> _What is asked_
Find and copy every line in the records that includes the string "this".

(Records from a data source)
<<<<

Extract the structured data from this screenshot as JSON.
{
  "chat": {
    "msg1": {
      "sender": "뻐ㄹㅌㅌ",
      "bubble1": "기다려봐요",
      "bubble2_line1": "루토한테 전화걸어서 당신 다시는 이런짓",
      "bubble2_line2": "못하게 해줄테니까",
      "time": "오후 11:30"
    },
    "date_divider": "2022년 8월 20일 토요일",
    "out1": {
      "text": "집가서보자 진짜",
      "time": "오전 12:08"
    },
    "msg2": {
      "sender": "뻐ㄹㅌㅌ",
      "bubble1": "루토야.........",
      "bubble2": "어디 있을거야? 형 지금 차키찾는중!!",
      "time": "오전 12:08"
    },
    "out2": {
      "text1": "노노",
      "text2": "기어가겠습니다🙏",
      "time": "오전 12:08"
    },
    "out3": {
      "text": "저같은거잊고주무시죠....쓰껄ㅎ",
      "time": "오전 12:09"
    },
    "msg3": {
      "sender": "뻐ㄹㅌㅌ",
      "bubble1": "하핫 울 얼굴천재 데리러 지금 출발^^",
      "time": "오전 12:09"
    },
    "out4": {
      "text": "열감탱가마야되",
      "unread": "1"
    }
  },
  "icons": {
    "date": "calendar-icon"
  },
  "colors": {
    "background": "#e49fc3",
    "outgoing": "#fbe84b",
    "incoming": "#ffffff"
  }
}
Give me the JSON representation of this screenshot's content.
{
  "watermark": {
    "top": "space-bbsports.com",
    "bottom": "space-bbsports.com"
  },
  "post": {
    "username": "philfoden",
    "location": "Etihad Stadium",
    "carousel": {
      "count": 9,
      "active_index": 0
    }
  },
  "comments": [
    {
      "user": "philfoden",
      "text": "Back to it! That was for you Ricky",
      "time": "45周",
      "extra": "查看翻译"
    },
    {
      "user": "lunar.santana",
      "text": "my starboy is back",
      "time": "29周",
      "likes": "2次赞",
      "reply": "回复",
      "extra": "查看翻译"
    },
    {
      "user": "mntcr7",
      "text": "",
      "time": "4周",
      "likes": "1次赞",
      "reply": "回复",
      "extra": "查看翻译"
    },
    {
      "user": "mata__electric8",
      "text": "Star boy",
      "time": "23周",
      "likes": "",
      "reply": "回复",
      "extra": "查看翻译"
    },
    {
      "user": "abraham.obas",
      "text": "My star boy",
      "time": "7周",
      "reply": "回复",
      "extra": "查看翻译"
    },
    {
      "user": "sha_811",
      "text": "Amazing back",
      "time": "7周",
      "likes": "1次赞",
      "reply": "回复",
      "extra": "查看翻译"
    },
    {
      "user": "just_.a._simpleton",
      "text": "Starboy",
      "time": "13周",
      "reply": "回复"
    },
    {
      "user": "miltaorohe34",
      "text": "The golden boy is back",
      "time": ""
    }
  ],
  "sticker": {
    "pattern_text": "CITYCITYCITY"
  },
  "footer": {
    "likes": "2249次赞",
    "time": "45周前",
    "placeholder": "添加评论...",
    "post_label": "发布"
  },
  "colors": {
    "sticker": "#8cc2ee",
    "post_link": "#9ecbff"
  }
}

>>>>

> _Answer to the task_
Extract the structured data from this screenshot as JSON.
Give me the JSON representation of this screenshot's content.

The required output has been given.